Look through the material below for "genome". Copy every line that contains it.

****

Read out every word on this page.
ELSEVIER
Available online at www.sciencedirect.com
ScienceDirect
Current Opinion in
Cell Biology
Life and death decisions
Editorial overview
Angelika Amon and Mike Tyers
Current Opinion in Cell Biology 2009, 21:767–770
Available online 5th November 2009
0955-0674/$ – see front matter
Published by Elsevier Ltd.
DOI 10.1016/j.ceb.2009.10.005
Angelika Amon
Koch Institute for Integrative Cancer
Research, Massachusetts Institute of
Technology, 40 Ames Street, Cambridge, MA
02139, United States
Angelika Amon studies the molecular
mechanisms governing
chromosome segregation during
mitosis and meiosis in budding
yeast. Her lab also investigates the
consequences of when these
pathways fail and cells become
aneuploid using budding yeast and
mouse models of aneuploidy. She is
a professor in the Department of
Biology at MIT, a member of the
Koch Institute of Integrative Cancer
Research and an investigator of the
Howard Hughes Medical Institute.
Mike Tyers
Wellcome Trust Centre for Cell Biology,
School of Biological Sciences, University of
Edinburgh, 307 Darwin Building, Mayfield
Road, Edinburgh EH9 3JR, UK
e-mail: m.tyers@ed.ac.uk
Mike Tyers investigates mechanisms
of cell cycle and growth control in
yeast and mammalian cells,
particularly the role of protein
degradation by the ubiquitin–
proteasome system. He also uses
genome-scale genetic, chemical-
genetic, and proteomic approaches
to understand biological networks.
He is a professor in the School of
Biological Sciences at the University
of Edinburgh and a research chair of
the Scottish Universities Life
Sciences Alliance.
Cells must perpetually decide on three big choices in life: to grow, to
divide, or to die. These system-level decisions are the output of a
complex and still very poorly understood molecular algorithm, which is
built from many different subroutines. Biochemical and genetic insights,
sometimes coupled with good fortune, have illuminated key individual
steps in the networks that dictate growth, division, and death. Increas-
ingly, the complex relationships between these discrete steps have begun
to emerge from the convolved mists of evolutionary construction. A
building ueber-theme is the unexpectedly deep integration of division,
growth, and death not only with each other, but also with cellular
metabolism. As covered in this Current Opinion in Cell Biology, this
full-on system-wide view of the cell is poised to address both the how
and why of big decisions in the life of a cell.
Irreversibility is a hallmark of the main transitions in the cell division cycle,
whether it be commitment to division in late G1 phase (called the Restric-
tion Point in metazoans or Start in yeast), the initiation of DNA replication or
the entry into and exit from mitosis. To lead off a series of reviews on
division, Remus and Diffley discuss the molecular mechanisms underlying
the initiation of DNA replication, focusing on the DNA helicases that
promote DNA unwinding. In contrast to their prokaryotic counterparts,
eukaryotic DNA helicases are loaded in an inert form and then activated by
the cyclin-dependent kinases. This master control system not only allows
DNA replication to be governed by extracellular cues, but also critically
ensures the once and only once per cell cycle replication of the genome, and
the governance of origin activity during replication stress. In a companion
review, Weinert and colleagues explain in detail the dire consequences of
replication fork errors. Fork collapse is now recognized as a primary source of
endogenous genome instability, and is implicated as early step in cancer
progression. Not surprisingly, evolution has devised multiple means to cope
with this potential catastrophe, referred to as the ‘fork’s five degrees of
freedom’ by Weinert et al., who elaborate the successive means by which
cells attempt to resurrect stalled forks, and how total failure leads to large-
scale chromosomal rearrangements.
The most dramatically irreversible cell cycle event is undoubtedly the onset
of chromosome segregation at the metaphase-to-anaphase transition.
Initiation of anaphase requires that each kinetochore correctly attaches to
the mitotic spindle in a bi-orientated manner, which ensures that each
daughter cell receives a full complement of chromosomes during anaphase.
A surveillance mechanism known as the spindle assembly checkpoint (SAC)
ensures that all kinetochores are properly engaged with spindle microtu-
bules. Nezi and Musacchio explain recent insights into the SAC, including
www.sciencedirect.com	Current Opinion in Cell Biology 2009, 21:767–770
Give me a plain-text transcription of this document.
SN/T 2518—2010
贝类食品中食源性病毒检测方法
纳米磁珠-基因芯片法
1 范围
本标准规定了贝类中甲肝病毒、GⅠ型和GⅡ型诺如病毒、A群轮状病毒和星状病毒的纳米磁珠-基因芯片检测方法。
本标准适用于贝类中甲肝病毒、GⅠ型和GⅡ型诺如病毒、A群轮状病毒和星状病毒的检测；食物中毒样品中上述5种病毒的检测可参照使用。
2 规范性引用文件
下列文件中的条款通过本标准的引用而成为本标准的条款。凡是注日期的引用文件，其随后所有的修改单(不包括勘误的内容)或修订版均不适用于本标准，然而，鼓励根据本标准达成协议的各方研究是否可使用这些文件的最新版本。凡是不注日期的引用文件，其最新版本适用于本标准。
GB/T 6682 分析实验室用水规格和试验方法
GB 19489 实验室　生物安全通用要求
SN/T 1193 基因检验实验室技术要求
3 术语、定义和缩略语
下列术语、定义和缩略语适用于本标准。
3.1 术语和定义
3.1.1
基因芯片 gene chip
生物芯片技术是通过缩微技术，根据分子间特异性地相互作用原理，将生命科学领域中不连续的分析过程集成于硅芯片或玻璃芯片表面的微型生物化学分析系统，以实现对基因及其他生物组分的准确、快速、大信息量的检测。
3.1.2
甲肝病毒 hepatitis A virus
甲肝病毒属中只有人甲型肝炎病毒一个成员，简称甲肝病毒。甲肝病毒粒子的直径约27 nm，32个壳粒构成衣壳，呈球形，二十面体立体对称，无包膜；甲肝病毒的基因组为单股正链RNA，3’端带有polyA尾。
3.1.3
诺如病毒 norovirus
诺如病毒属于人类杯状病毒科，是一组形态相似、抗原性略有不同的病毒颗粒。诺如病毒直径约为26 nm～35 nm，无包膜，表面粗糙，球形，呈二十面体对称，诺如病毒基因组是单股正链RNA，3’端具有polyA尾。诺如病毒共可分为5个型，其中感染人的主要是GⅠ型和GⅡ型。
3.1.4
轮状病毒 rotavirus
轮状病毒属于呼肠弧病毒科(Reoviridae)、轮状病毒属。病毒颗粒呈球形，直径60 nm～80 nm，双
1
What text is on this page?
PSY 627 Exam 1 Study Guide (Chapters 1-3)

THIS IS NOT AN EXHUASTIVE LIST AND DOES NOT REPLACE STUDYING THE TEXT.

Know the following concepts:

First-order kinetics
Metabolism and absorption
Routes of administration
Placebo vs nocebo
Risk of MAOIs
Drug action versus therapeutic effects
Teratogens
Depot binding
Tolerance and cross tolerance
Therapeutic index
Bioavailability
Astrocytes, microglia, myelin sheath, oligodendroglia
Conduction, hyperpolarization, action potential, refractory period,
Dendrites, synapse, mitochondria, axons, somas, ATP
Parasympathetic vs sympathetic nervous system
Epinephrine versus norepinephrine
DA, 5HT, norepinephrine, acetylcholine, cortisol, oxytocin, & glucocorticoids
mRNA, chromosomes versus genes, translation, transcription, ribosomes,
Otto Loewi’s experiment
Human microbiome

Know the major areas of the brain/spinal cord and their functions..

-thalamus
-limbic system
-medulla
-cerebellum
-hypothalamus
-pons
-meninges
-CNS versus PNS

****

### Response area
genome-scale genetic, chemical-
ensures the once and only once per cell cycle replication of the genome, and
endogenous genome instability, and is implicated as early step in cancer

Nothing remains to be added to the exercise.